***** Raw records *****

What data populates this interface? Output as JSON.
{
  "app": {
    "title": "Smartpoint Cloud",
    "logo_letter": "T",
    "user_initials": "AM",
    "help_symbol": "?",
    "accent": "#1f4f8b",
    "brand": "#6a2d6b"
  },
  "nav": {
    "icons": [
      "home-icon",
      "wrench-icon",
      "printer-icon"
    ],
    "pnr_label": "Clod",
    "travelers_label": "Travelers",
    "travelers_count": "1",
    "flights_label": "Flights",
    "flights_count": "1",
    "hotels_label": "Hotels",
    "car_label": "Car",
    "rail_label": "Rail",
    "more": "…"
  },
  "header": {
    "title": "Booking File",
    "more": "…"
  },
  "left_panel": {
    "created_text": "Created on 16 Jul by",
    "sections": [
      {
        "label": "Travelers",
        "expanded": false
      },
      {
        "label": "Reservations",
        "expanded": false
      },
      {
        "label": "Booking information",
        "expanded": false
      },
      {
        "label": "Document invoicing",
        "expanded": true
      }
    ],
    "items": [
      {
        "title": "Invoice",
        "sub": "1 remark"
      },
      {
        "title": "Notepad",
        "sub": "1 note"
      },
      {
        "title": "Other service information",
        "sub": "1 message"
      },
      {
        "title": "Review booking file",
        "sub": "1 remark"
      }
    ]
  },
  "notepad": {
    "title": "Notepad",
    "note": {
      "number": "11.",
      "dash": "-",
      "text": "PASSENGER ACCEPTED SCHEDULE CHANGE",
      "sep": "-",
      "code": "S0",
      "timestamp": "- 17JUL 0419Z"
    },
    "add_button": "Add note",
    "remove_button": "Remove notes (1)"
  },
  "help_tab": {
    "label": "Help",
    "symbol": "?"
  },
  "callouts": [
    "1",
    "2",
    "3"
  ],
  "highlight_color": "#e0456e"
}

*****

> [Problem requirements]: Nothing in the data may differ; print all of it exactly as written.

> [Result of this exercise]:
What data populates this interface? Output as JSON.
{
  "app": {
    "title": "Smartpoint Cloud",
    "logo_letter": "T",
    "user_initials": "AM",
    "help_symbol": "?",
    "accent": "#1f4f8b",
    "brand": "#6a2d6b"
  },
  "nav": {
    "icons": [
      "home-icon",
      "wrench-icon",
      "printer-icon"
    ],
    "pnr_label": "Clod",
    "travelers_label": "Travelers",
    "travelers_count": "1",
    "flights_label": "Flights",
    "flights_count": "1",
    "hotels_label": "Hotels",
    "car_label": "Car",
    "rail_label": "Rail",
    "more": "…"
  },
  "header": {
    "title": "Booking File",
    "more": "…"
  },
  "left_panel": {
    "created_text": "Created on 16 Jul by",
    "sections": [
      {
        "label": "Travelers",
        "expanded": false
      },
      {
        "label": "Reservations",
        "expanded": false
      },
      {
        "label": "Booking information",
        "expanded": false
      },
      {
        "label": "Document invoicing",
        "expanded": true
      }
    ],
    "items": [
      {
        "title": "Invoice",
        "sub": "1 remark"
      },
      {
        "title": "Notepad",
        "sub": "1 note"
      },
      {
        "title": "Other service information",
        "sub": "1 message"
      },
      {
        "title": "Review booking file",
        "sub": "1 remark"
      }
    ]
  },
  "notepad": {
    "title": "Notepad",
    "note": {
      "number": "11.",
      "dash": "-",
      "text": "PASSENGER ACCEPTED SCHEDULE CHANGE",
      "sep": "-",
      "code": "S0",
      "timestamp": "- 17JUL 0419Z"
    },
    "add_button": "Add note",
    "remove_button": "Remove notes (1)"
  },
  "help_tab": {
    "label": "Help",
    "symbol": "?"
  },
  "callouts": [
    "1",
    "2",
    "3"
  ],
  "highlight_color": "#e0456e"
}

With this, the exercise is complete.